◆ SET TASK: Copy out all lines that carry the word "اتومبیل".
[BEGIN SUPPLIED ENTRIES]
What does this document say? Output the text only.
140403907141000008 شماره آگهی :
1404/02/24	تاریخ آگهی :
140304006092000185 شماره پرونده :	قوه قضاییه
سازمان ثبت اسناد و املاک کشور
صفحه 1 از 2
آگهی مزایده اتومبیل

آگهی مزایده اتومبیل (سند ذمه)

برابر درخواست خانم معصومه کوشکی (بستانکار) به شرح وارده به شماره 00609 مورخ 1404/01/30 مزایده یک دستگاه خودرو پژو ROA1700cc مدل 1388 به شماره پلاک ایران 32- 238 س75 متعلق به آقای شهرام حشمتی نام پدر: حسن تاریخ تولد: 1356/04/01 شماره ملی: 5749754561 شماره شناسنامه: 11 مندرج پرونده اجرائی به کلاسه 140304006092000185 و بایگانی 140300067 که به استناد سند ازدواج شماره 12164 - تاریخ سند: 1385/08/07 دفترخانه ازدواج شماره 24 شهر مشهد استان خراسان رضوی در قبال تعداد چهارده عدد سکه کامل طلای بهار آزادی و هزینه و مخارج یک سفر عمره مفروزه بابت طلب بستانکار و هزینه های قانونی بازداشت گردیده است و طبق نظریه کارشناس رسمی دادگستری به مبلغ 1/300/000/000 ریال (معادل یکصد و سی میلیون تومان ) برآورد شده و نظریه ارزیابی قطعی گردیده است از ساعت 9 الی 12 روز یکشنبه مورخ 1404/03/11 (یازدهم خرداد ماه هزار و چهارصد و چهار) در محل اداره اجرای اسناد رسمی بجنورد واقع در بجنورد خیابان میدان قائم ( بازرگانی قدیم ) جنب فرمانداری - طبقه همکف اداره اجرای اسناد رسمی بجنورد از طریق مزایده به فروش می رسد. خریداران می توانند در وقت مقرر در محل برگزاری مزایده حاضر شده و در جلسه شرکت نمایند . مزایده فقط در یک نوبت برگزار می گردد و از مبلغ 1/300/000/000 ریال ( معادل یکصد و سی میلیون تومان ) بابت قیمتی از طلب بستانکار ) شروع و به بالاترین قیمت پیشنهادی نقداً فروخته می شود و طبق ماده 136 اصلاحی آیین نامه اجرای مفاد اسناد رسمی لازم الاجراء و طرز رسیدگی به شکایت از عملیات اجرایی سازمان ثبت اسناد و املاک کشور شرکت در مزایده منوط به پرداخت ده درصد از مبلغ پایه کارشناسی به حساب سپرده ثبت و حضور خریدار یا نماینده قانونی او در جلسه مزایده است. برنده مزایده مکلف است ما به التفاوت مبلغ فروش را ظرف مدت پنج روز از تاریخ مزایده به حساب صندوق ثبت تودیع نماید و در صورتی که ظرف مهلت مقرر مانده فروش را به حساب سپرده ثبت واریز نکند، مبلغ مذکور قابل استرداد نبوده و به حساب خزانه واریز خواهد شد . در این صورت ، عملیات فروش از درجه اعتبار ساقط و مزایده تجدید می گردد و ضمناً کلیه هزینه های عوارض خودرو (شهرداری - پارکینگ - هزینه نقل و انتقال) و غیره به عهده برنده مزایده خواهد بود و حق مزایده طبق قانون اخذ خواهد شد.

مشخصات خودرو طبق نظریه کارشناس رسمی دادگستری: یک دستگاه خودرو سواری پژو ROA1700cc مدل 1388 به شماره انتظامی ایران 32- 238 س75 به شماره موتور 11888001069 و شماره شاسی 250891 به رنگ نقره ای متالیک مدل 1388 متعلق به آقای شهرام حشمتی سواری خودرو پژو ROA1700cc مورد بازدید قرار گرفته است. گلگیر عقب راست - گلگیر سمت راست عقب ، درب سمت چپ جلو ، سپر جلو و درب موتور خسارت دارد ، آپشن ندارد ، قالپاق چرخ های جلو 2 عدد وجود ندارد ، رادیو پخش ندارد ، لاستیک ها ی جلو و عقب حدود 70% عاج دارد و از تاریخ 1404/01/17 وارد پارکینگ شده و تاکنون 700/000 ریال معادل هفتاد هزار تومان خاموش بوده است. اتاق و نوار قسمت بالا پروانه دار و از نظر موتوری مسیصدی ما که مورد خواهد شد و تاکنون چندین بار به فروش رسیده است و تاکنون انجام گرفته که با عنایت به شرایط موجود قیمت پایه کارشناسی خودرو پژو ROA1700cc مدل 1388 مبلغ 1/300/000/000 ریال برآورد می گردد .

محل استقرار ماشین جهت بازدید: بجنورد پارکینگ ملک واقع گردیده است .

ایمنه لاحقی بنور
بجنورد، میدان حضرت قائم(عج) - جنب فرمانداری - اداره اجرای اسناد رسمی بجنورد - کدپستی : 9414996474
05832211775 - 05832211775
[END SUPPLIED ENTRIES]
◆ TASK SOLUTION:
آگهی مزایده اتومبیل
آگهی مزایده اتومبیل (سند ذمه)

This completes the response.